▶ [Given exercise]
Output the rows below as a JSON list of strings, one string per line, leaving out blank lines.

[Some rows]
══════

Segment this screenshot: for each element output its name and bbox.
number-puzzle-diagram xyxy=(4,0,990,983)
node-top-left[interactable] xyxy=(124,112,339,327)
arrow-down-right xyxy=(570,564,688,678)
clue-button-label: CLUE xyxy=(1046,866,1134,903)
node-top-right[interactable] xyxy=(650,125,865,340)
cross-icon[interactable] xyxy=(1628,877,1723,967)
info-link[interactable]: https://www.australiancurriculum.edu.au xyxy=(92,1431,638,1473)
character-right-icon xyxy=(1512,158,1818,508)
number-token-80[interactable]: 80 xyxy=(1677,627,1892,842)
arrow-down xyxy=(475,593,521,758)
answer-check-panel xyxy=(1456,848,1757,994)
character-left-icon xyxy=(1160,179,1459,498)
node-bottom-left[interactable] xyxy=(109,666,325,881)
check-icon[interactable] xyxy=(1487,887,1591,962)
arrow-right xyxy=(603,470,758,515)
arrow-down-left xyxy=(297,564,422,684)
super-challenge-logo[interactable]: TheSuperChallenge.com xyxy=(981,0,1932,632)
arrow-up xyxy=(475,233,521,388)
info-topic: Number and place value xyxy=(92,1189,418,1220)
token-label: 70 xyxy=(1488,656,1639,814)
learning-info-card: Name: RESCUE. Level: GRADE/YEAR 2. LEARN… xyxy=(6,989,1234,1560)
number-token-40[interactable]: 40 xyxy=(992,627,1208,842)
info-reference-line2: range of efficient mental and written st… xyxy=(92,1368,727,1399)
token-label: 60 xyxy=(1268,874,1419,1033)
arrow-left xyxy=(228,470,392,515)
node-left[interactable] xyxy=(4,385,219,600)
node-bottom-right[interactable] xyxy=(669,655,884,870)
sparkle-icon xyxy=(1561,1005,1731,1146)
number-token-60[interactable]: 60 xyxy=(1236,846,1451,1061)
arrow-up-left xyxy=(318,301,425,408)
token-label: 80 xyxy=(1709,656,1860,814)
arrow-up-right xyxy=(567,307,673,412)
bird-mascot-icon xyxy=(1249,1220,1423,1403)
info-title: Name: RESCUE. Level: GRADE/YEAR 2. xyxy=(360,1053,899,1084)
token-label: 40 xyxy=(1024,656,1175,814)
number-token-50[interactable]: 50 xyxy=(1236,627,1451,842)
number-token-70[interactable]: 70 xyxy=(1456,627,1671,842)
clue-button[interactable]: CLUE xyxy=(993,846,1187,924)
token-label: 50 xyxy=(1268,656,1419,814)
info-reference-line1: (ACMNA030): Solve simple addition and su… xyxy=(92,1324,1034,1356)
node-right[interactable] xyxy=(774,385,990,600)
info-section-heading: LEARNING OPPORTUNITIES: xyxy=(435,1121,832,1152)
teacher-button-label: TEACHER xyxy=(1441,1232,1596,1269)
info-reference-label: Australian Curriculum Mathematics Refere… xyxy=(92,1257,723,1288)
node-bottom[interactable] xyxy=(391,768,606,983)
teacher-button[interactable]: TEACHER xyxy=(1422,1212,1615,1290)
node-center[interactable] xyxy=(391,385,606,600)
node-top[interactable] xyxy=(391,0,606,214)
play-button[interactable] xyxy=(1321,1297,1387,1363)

══════

▶ [Response to this exercise]
[
  "Segment this screenshot: for each element output its name and bbox.",
  "number-puzzle-diagram xyxy=(4,0,990,983)",
  "node-top-left[interactable] xyxy=(124,112,339,327)",
  "arrow-down-right xyxy=(570,564,688,678)",
  "clue-button-label: CLUE xyxy=(1046,866,1134,903)",
  "node-top-right[interactable] xyxy=(650,125,865,340)",
  "cross-icon[interactable] xyxy=(1628,877,1723,967)",
  "info-link[interactable]: https://www.australiancurriculum.edu.au xyxy=(92,1431,638,1473)",
  "character-right-icon xyxy=(1512,158,1818,508)",
  "number-token-80[interactable]: 80 xyxy=(1677,627,1892,842)",
  "arrow-down xyxy=(475,593,521,758)",
  "answer-check-panel xyxy=(1456,848,1757,994)",
  "character-left-icon xyxy=(1160,179,1459,498)",
  "node-bottom-left[interactable] xyxy=(109,666,325,881)",
  "check-icon[interactable] xyxy=(1487,887,1591,962)",
  "arrow-right xyxy=(603,470,758,515)",
  "arrow-down-left xyxy=(297,564,422,684)",
  "super-challenge-logo[interactable]: TheSuperChallenge.com xyxy=(981,0,1932,632)",
  "arrow-up xyxy=(475,233,521,388)",
  "info-topic: Number and place value xyxy=(92,1189,418,1220)",
  "token-label: 70 xyxy=(1488,656,1639,814)",
  "learning-info-card: Name: RESCUE. Level: GRADE/YEAR 2. LEARN… xyxy=(6,989,1234,1560)",
  "number-token-40[interactable]: 40 xyxy=(992,627,1208,842)",
  "info-reference-line2: range of efficient mental and written st… xyxy=(92,1368,727,1399)",
  "token-label: 60 xyxy=(1268,874,1419,1033)",
  "arrow-left xyxy=(228,470,392,515)",
  "node-left[interactable] xyxy=(4,385,219,600)",
  "node-bottom-right[interactable] xyxy=(669,655,884,870)",
  "sparkle-icon xyxy=(1561,1005,1731,1146)",
  "number-token-60[interactable]: 60 xyxy=(1236,846,1451,1061)",
  "arrow-up-left xyxy=(318,301,425,408)",
  "token-label: 80 xyxy=(1709,656,1860,814)",
  "arrow-up-right xyxy=(567,307,673,412)",
  "bird-mascot-icon xyxy=(1249,1220,1423,1403)",
  "info-title: Name: RESCUE. Level: GRADE/YEAR 2. xyxy=(360,1053,899,1084)",
  "token-label: 40 xyxy=(1024,656,1175,814)",
  "number-token-50[interactable]: 50 xyxy=(1236,627,1451,842)",
  "number-token-70[interactable]: 70 xyxy=(1456,627,1671,842)",
  "clue-button[interactable]: CLUE xyxy=(993,846,1187,924)",
  "token-label: 50 xyxy=(1268,656,1419,814)",
  "info-reference-line1: (ACMNA030): Solve simple addition and su… xyxy=(92,1324,1034,1356)",
  "node-right[interactable] xyxy=(774,385,990,600)",
  "info-section-heading: LEARNING OPPORTUNITIES: xyxy=(435,1121,832,1152)",
  "teacher-button-label: TEACHER xyxy=(1441,1232,1596,1269)",
  "info-reference-label: Australian Curriculum Mathematics Refere… xyxy=(92,1257,723,1288)",
  "node-bottom[interactable] xyxy=(391,768,606,983)",
  "teacher-button[interactable]: TEACHER xyxy=(1422,1212,1615,1290)",
  "node-center[interactable] xyxy=(391,385,606,600)",
  "node-top[interactable] xyxy=(391,0,606,214)",
  "play-button[interactable] xyxy=(1321,1297,1387,1363)"
]